# Favorite Cookbooks



## bryanj (Jun 20, 2008)

What is your all time favorite cookbook? I don't mean books about cooking (Heat, Kitchen Confidential, etc.), I mean recipe books. I know it's a stock answer, but Julia Child's The Way to Cook is probably my number one, with The French Laundry Cookbook right behind it.


----------



## ishbel (Jan 5, 2007)

Too many to count - but I still own my mother's well-used copies of Elizabeth David's books, written in the 1950s when the UK was coming out of austerity after the second world war and people were holidaying abroad, most for the first time - she introduced foods to the British palate which were new to most British palates... The books are just a happy memory of childhood meals.


----------



## phatch (Mar 29, 2002)

The various Frugal Gourmet books by Jeff Smith. My oldest and best worn cookbooks. If it is for just one of those, then Three Ancient Cuisines (Greek, Roman & Chinese)


----------



## chrose (Nov 20, 2000)

There are so many good ones that I have, but if I chose one it would be Jean Louis Palladin "Cooking for the seasons", primarily because I am a huge Jean Louis fan!


----------



## missyjean (Nov 5, 2009)

In 1971 I married a man whose family was born in Italy. I bought *Mama Leone's Cookbook*. My in-laws thought my "gravy" (spaghetti/meat sauce) was delicious. I passed that book along to my youngest son but I still make that gravy and still get raves.


----------



## receptenwijzer (Nov 10, 2009)

SOS Piet , a book from Piet Huysentruyt . He's a Belgian TV cook .


----------

Aim: Decide whether each statement agrees with the favorite cookbooks thread, answering yes or no and quoting the words from the thread that settle it. (a) The poster who named The Way to Cook ranks The French Laundry Cookbook second. (b) Elizabeth David's books were written in the 1970s. (c) The poster who bought Mama Leone's Cookbook still has that copy.

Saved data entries
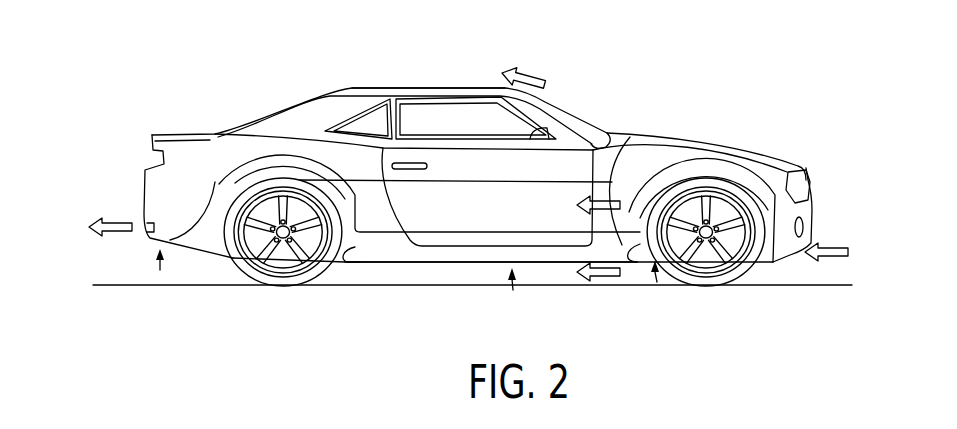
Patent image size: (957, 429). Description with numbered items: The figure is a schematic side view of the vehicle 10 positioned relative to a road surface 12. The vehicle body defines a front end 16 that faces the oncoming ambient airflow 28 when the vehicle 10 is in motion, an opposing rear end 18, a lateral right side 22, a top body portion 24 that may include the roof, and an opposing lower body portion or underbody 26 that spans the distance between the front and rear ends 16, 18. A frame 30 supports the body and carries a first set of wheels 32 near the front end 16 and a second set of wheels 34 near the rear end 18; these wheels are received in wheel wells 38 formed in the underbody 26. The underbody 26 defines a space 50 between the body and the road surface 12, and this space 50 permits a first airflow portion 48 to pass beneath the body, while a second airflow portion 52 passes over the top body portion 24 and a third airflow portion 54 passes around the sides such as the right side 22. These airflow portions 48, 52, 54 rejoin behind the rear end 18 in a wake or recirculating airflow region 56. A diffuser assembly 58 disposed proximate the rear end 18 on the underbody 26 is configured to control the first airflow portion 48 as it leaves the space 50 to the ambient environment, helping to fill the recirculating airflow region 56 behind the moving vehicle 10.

The vehicle 10 is at (596, 107).
The road surface 12 is at (765, 287).
The front end 16 is at (812, 205).
The rear end 18 is at (143, 210).
The right side 22 is at (434, 207).
The top body portion 24 is at (410, 87).
The underbody 26 is at (392, 274).
The oncoming ambient airflow 28 is at (840, 250).
The frame 30 is at (657, 282).
The first set of wheels 32 is at (745, 205).
The second set of wheels 34 is at (243, 208).
The wheel wells 38 is at (347, 252).
The first airflow portion 48 is at (602, 279).
The space 50 is at (513, 290).
The second airflow portion 52 is at (530, 72).
The third airflow portion 54 is at (612, 200).
The recirculating airflow region 56 is at (112, 236).
The diffuser assembly 58 is at (160, 270).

Task response:
(a) Yes: "with The French Laundry Cookbook right behind it."
(b) No: "written in the 1950s"
(c) No: "I passed that book along to my youngest son"